* _GOAL_
Copy every entry exactly.

[Stored records]
▶

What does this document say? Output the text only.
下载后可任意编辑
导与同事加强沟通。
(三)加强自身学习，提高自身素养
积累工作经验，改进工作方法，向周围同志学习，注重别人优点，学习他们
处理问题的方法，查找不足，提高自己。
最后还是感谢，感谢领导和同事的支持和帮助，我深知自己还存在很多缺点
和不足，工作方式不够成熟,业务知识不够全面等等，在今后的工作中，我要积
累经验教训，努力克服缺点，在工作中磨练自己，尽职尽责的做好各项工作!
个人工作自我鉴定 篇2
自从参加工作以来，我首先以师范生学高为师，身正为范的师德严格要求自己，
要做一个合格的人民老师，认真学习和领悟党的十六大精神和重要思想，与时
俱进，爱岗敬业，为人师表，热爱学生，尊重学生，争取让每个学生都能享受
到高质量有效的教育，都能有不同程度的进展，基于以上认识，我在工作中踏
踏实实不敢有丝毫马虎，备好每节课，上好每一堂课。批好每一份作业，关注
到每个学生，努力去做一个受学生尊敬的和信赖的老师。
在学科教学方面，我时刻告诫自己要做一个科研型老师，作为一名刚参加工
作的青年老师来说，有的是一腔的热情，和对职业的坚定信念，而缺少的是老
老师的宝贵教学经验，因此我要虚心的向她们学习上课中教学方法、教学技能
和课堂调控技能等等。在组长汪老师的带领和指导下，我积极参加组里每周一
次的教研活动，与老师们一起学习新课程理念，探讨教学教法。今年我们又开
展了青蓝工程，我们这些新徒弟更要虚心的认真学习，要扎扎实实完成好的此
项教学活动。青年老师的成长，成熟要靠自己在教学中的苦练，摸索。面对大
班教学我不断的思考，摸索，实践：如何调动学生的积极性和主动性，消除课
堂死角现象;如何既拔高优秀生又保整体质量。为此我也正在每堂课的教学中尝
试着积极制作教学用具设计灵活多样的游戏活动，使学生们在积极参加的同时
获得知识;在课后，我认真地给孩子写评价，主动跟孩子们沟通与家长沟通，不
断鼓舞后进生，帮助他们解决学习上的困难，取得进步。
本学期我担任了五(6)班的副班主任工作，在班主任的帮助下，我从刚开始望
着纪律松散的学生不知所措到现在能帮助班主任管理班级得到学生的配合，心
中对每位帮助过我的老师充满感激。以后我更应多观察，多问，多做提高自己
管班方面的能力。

◀

* _RESPONSE TO THIS TASK_
What does this document say? Output the text only.
下载后可任意编辑
导与同事加强沟通。
(三)加强自身学习，提高自身素养
积累工作经验，改进工作方法，向周围同志学习，注重别人优点，学习他们
处理问题的方法，查找不足，提高自己。
最后还是感谢，感谢领导和同事的支持和帮助，我深知自己还存在很多缺点
和不足，工作方式不够成熟,业务知识不够全面等等，在今后的工作中，我要积
累经验教训，努力克服缺点，在工作中磨练自己，尽职尽责的做好各项工作!
个人工作自我鉴定 篇2
自从参加工作以来，我首先以师范生学高为师，身正为范的师德严格要求自己，
要做一个合格的人民老师，认真学习和领悟党的十六大精神和重要思想，与时
俱进，爱岗敬业，为人师表，热爱学生，尊重学生，争取让每个学生都能享受
到高质量有效的教育，都能有不同程度的进展，基于以上认识，我在工作中踏
踏实实不敢有丝毫马虎，备好每节课，上好每一堂课。批好每一份作业，关注
到每个学生，努力去做一个受学生尊敬的和信赖的老师。
在学科教学方面，我时刻告诫自己要做一个科研型老师，作为一名刚参加工
作的青年老师来说，有的是一腔的热情，和对职业的坚定信念，而缺少的是老
老师的宝贵教学经验，因此我要虚心的向她们学习上课中教学方法、教学技能
和课堂调控技能等等。在组长汪老师的带领和指导下，我积极参加组里每周一
次的教研活动，与老师们一起学习新课程理念，探讨教学教法。今年我们又开
展了青蓝工程，我们这些新徒弟更要虚心的认真学习，要扎扎实实完成好的此
项教学活动。青年老师的成长，成熟要靠自己在教学中的苦练，摸索。面对大
班教学我不断的思考，摸索，实践：如何调动学生的积极性和主动性，消除课
堂死角现象;如何既拔高优秀生又保整体质量。为此我也正在每堂课的教学中尝
试着积极制作教学用具设计灵活多样的游戏活动，使学生们在积极参加的同时
获得知识;在课后，我认真地给孩子写评价，主动跟孩子们沟通与家长沟通，不
断鼓舞后进生，帮助他们解决学习上的困难，取得进步。
本学期我担任了五(6)班的副班主任工作，在班主任的帮助下，我从刚开始望
着纪律松散的学生不知所措到现在能帮助班主任管理班级得到学生的配合，心
中对每位帮助过我的老师充满感激。以后我更应多观察，多问，多做提高自己
管班方面的能力。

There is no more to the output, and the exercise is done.